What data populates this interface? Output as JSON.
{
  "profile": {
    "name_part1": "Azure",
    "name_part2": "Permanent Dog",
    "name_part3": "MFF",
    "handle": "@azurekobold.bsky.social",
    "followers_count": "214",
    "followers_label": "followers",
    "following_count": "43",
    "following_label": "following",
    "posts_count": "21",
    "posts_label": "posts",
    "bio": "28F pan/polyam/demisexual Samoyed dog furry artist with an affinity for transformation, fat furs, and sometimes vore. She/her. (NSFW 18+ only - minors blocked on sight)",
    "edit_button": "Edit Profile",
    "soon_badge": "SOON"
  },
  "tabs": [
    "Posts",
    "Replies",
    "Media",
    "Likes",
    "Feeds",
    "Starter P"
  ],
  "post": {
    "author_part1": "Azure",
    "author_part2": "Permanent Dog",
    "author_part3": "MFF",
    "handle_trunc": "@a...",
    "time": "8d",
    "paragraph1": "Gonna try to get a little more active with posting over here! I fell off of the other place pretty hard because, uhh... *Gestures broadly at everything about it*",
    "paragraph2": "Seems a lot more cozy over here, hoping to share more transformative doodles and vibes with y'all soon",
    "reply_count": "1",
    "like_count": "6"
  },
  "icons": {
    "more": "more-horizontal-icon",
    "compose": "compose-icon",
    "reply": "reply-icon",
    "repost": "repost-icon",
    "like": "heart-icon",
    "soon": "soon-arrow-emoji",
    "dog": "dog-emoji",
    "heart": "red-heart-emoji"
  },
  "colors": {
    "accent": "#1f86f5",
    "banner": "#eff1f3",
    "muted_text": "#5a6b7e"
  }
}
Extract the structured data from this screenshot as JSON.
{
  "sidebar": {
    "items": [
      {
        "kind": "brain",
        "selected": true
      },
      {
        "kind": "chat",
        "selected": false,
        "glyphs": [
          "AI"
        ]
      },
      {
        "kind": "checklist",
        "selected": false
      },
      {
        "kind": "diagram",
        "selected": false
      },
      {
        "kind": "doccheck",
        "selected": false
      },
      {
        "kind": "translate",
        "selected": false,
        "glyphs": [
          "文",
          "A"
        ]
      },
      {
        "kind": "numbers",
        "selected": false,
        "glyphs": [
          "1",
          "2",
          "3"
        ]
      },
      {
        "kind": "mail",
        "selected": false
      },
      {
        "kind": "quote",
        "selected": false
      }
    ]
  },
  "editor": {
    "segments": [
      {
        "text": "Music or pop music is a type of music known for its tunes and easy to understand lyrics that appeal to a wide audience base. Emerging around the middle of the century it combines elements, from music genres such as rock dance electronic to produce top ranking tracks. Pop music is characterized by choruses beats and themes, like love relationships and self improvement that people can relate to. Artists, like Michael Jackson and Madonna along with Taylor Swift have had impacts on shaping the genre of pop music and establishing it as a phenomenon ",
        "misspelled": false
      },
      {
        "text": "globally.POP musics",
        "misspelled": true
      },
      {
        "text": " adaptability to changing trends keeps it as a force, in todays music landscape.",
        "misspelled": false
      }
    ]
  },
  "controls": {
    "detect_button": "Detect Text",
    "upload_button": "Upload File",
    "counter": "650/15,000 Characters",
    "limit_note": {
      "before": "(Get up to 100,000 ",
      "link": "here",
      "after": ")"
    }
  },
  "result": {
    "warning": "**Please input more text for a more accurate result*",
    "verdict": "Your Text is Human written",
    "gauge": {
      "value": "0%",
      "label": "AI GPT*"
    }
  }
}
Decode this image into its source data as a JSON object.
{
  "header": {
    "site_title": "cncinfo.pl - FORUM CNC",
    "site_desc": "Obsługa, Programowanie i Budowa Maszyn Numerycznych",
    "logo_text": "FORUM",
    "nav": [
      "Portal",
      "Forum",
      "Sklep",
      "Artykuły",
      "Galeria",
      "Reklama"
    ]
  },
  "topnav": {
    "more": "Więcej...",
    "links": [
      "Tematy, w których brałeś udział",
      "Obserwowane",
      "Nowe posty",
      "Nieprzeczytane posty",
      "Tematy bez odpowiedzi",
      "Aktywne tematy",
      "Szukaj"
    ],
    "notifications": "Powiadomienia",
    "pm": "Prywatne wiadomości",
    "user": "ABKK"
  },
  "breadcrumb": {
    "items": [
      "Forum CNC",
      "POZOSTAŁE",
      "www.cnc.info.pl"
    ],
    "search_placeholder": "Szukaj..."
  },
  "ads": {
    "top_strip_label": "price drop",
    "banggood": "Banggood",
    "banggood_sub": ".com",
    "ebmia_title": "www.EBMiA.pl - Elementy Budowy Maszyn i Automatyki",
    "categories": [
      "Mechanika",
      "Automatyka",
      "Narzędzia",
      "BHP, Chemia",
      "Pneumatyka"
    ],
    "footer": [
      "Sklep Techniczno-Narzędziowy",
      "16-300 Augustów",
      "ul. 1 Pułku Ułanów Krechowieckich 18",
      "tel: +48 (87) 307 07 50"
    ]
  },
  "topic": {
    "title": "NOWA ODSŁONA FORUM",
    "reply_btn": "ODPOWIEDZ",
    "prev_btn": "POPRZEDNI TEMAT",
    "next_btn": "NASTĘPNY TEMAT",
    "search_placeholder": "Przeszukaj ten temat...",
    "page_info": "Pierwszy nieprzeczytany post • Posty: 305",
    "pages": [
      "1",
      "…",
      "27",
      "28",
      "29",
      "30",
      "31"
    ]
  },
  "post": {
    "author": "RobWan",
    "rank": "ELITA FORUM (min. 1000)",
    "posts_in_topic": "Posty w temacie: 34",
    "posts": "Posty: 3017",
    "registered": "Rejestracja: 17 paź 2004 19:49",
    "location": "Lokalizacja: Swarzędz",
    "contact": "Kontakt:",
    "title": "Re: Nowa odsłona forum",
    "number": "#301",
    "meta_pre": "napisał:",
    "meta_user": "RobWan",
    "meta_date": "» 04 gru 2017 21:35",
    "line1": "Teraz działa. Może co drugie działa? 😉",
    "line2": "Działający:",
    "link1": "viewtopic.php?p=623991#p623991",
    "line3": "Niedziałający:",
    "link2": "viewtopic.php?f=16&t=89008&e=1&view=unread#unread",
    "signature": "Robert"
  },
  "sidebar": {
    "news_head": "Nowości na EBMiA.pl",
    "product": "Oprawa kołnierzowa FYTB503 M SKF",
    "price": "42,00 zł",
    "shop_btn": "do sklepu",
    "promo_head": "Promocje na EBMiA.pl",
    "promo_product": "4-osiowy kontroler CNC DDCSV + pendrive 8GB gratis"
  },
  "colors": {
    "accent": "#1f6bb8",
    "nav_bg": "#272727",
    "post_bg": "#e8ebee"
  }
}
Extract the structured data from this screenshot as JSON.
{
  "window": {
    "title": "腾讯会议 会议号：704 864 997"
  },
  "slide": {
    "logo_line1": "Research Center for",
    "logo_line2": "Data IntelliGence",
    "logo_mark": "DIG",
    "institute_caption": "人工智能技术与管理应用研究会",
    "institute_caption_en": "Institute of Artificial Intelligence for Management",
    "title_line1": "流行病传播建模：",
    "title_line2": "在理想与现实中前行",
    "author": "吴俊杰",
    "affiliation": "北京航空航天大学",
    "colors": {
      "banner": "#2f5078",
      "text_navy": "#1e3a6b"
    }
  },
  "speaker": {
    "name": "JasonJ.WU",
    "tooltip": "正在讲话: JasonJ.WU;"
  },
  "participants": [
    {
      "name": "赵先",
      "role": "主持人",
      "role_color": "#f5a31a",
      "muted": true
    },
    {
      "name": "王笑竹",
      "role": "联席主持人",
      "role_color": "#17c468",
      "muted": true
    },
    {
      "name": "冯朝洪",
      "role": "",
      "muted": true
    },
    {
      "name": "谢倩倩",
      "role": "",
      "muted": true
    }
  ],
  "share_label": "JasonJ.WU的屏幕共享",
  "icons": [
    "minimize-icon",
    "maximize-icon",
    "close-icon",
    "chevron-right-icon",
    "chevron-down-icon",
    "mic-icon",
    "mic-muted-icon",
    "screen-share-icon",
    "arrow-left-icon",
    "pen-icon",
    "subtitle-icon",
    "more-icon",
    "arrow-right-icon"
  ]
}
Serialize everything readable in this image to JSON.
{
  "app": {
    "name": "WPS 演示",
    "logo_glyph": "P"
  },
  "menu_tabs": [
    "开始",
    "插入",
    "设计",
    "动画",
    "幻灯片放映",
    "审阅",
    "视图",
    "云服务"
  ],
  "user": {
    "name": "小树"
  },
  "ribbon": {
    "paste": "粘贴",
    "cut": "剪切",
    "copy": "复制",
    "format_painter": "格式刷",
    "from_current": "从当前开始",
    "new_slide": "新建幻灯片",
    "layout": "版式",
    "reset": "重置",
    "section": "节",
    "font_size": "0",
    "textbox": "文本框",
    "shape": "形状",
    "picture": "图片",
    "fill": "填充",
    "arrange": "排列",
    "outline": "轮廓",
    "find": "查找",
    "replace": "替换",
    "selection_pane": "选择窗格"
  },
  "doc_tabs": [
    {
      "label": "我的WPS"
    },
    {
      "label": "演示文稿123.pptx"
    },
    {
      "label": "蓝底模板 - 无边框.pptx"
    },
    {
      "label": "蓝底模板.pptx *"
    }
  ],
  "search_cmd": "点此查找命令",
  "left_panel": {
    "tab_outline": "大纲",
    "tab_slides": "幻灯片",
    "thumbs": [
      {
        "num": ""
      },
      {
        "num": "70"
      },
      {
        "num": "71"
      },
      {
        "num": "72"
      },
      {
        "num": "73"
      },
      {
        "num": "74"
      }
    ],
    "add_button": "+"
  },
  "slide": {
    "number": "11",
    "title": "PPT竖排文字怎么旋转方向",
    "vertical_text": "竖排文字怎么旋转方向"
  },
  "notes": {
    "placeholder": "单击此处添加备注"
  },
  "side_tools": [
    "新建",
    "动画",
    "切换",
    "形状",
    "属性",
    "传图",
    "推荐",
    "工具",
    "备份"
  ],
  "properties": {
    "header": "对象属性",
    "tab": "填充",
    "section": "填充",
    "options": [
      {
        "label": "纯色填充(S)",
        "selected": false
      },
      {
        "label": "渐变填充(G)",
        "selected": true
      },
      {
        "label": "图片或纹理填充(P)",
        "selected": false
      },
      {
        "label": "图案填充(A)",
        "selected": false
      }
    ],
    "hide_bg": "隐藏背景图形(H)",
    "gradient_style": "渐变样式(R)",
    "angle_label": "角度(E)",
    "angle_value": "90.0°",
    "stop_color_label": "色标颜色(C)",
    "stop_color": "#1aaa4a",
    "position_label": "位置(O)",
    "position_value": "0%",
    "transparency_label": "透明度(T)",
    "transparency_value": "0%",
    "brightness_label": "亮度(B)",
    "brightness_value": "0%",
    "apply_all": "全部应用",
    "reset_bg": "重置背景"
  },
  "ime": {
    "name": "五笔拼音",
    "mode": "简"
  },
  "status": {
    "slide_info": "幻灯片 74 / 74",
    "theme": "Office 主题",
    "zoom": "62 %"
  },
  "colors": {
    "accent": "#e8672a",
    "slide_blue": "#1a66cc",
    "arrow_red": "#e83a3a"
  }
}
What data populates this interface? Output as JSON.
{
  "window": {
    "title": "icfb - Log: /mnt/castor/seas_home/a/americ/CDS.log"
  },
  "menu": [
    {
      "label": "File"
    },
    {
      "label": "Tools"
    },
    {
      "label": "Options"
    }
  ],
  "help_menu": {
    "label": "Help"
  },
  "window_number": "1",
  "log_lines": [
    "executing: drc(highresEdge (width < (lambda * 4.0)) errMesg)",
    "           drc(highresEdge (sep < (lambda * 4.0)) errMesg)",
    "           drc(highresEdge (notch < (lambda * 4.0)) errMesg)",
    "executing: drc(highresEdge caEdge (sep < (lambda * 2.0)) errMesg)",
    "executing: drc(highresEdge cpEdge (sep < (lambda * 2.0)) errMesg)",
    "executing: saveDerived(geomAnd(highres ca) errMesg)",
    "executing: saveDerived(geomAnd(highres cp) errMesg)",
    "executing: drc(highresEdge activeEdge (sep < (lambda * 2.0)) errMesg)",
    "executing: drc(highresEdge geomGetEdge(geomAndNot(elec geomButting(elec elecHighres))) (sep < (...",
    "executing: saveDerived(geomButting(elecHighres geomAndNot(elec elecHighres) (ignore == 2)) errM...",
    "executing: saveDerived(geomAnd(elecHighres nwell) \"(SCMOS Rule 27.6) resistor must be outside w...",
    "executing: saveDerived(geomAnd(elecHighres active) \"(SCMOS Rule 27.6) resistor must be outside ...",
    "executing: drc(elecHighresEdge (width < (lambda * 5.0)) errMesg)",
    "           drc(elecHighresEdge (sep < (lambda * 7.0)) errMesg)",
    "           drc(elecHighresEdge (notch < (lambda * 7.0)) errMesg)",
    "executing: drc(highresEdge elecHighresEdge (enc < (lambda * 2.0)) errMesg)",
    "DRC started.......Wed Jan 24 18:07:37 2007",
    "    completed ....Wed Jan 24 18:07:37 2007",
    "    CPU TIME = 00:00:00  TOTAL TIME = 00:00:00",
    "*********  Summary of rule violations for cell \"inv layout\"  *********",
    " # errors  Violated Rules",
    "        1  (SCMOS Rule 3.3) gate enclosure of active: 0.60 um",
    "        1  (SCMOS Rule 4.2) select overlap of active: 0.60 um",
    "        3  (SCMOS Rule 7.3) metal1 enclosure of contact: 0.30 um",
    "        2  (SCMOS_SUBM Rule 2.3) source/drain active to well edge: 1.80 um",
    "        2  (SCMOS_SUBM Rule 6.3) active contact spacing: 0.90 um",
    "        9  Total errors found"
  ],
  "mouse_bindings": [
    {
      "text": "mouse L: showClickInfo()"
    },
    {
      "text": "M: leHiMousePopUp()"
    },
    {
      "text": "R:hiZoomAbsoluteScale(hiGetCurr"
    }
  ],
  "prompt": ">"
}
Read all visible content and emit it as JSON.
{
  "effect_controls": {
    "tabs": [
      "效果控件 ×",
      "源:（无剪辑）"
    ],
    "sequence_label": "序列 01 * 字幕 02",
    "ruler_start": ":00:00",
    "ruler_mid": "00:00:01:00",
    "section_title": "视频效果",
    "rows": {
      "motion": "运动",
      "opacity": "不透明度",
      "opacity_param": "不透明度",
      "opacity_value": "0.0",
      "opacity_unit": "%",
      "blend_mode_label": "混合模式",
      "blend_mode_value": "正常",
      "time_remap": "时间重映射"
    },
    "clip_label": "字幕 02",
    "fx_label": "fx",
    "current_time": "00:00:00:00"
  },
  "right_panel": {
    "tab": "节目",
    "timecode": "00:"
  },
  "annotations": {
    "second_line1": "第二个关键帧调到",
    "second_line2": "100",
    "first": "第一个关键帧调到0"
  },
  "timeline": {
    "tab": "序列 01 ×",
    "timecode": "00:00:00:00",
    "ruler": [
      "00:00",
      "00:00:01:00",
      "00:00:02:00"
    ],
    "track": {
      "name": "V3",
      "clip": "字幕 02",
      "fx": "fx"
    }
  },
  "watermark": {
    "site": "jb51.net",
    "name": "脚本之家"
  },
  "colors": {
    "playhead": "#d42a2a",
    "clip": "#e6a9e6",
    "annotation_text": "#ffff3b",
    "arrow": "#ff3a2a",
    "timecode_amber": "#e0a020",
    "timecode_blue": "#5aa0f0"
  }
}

....................

WHAT TO PRODUCE - Write out only the final block of lines, starting at the line with "Read all visible content and emit it as JSON." and running to the end of the material.

TASK RESULT -
Read all visible content and emit it as JSON.
{
  "effect_controls": {
    "tabs": [
      "效果控件 ×",
      "源:（无剪辑）"
    ],
    "sequence_label": "序列 01 * 字幕 02",
    "ruler_start": ":00:00",
    "ruler_mid": "00:00:01:00",
    "section_title": "视频效果",
    "rows": {
      "motion": "运动",
      "opacity": "不透明度",
      "opacity_param": "不透明度",
      "opacity_value": "0.0",
      "opacity_unit": "%",
      "blend_mode_label": "混合模式",
      "blend_mode_value": "正常",
      "time_remap": "时间重映射"
    },
    "clip_label": "字幕 02",
    "fx_label": "fx",
    "current_time": "00:00:00:00"
  },
  "right_panel": {
    "tab": "节目",
    "timecode": "00:"
  },
  "annotations": {
    "second_line1": "第二个关键帧调到",
    "second_line2": "100",
    "first": "第一个关键帧调到0"
  },
  "timeline": {
    "tab": "序列 01 ×",
    "timecode": "00:00:00:00",
    "ruler": [
      "00:00",
      "00:00:01:00",
      "00:00:02:00"
    ],
    "track": {
      "name": "V3",
      "clip": "字幕 02",
      "fx": "fx"
    }
  },
  "watermark": {
    "site": "jb51.net",
    "name": "脚本之家"
  },
  "colors": {
    "playhead": "#d42a2a",
    "clip": "#e6a9e6",
    "annotation_text": "#ffff3b",
    "arrow": "#ff3a2a",
    "timecode_amber": "#e0a020",
    "timecode_blue": "#5aa0f0"
  }
}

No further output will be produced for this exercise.